REQUIRED WORK
Output every line of the material exactly, omitting images.

ROWS
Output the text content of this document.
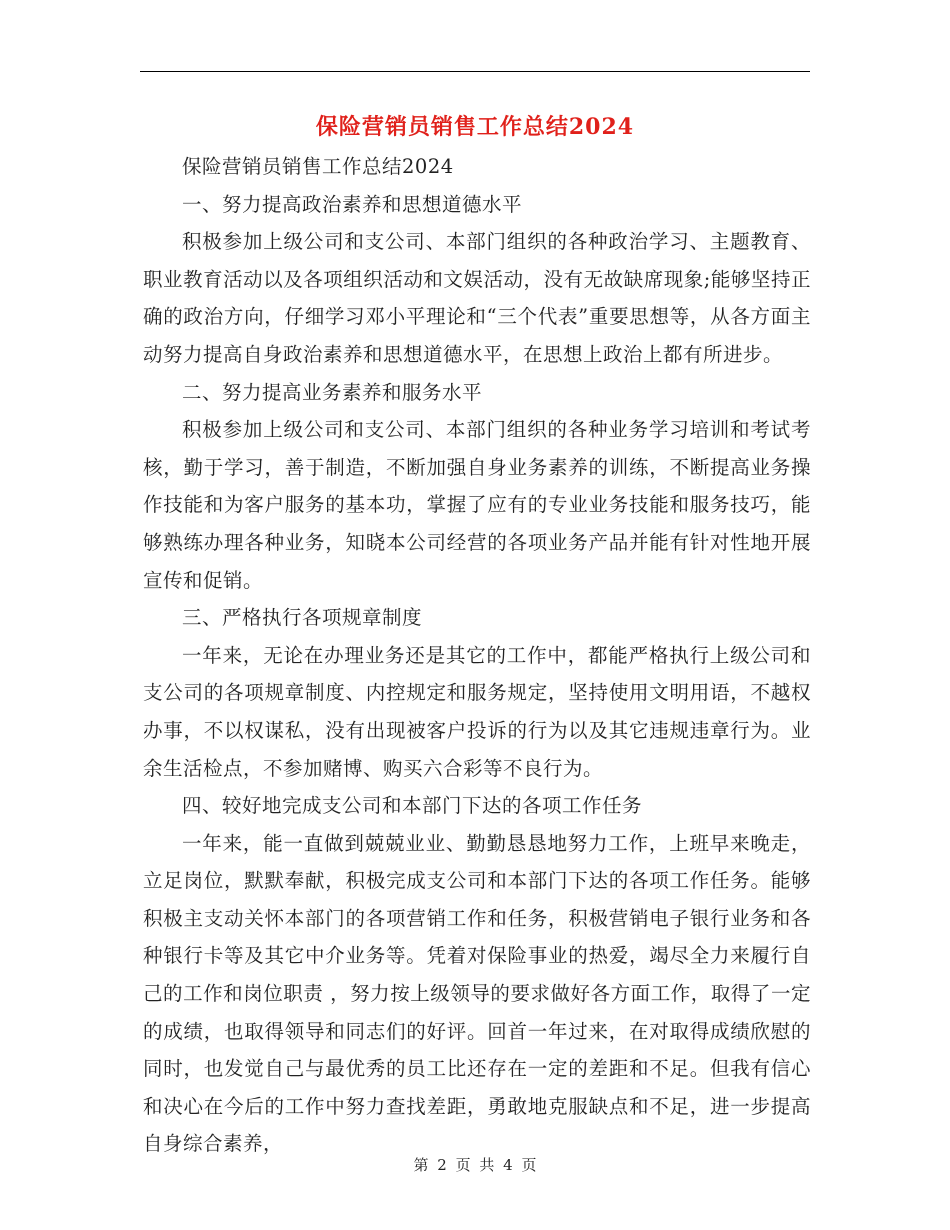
保险营销员销售工作总结2024

保险营销员销售工作总结2024

一、努力提高政治素养和思想道德水平

积极参加上级公司和支公司、本部门组织的各种政治学习、主题教育、职业教育活动以及各项组织活动和文娱活动，没有无故缺席现象;能够坚持正确的政治方向，仔细学习邓小平理论和“三个代表”重要思想等，从各方面主动努力提高自身政治素养和思想道德水平，在思想上政治上都有所进步。

二、努力提高业务素养和服务水平

积极参加上级公司和支公司、本部门组织的各种业务学习培训和考试考核，勤于学习，善于制造，不断加强自身业务素养的训练，不断提高业务操作技能和为客户服务的基本功，掌握了应有的专业业务技能和服务技巧，能够熟练办理各种业务，知晓本公司经营的各项业务产品并能有针对性地开展宣传和促销。

三、严格执行各项规章制度

一年来，无论在办理业务还是其它的工作中，都能严格执行上级公司和支公司的各项规章制度、内控规定和服务规定，坚持使用文明用语，不越权办事，不以权谋私，没有出现被客户投诉的行为以及其它违规违章行为。业余生活检点，不参加赌博、购买六合彩等不良行为。

四、较好地完成支公司和本部门下达的各项工作任务

一年来，能一直做到兢兢业业、勤勤恳恳地努力工作，上班早来晚走，立足岗位，默默奉献，积极完成支公司和本部门下达的各项工作任务。能够积极主支动关怀本部门的各项营销工作和任务，积极营销电子银行业务和各种银行卡等及其它中介业务等。凭着对保险事业的热爱，竭尽全力来履行自己的工作和岗位职责 ，努力按上级领导的要求做好各方面工作，取得了一定的成绩，也取得领导和同志们的好评。回首一年过来，在对取得成绩欣慰的同时，也发觉自己与最优秀的员工比还存在一定的差距和不足。但我有信心和决心在今后的工作中努力查找差距，勇敢地克服缺点和不足，进一步提高自身综合素养，

第 2 页 共 4 页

TASK RESULT
Output the text content of this document.
保险营销员销售工作总结2024

保险营销员销售工作总结2024

一、努力提高政治素养和思想道德水平

积极参加上级公司和支公司、本部门组织的各种政治学习、主题教育、职业教育活动以及各项组织活动和文娱活动，没有无故缺席现象;能够坚持正确的政治方向，仔细学习邓小平理论和“三个代表”重要思想等，从各方面主动努力提高自身政治素养和思想道德水平，在思想上政治上都有所进步。

二、努力提高业务素养和服务水平

积极参加上级公司和支公司、本部门组织的各种业务学习培训和考试考核，勤于学习，善于制造，不断加强自身业务素养的训练，不断提高业务操作技能和为客户服务的基本功，掌握了应有的专业业务技能和服务技巧，能够熟练办理各种业务，知晓本公司经营的各项业务产品并能有针对性地开展宣传和促销。

三、严格执行各项规章制度

一年来，无论在办理业务还是其它的工作中，都能严格执行上级公司和支公司的各项规章制度、内控规定和服务规定，坚持使用文明用语，不越权办事，不以权谋私，没有出现被客户投诉的行为以及其它违规违章行为。业余生活检点，不参加赌博、购买六合彩等不良行为。

四、较好地完成支公司和本部门下达的各项工作任务

一年来，能一直做到兢兢业业、勤勤恳恳地努力工作，上班早来晚走，立足岗位，默默奉献，积极完成支公司和本部门下达的各项工作任务。能够积极主支动关怀本部门的各项营销工作和任务，积极营销电子银行业务和各种银行卡等及其它中介业务等。凭着对保险事业的热爱，竭尽全力来履行自己的工作和岗位职责 ，努力按上级领导的要求做好各方面工作，取得了一定的成绩，也取得领导和同志们的好评。回首一年过来，在对取得成绩欣慰的同时，也发觉自己与最优秀的员工比还存在一定的差距和不足。但我有信心和决心在今后的工作中努力查找差距，勇敢地克服缺点和不足，进一步提高自身综合素养，

第 2 页 共 4 页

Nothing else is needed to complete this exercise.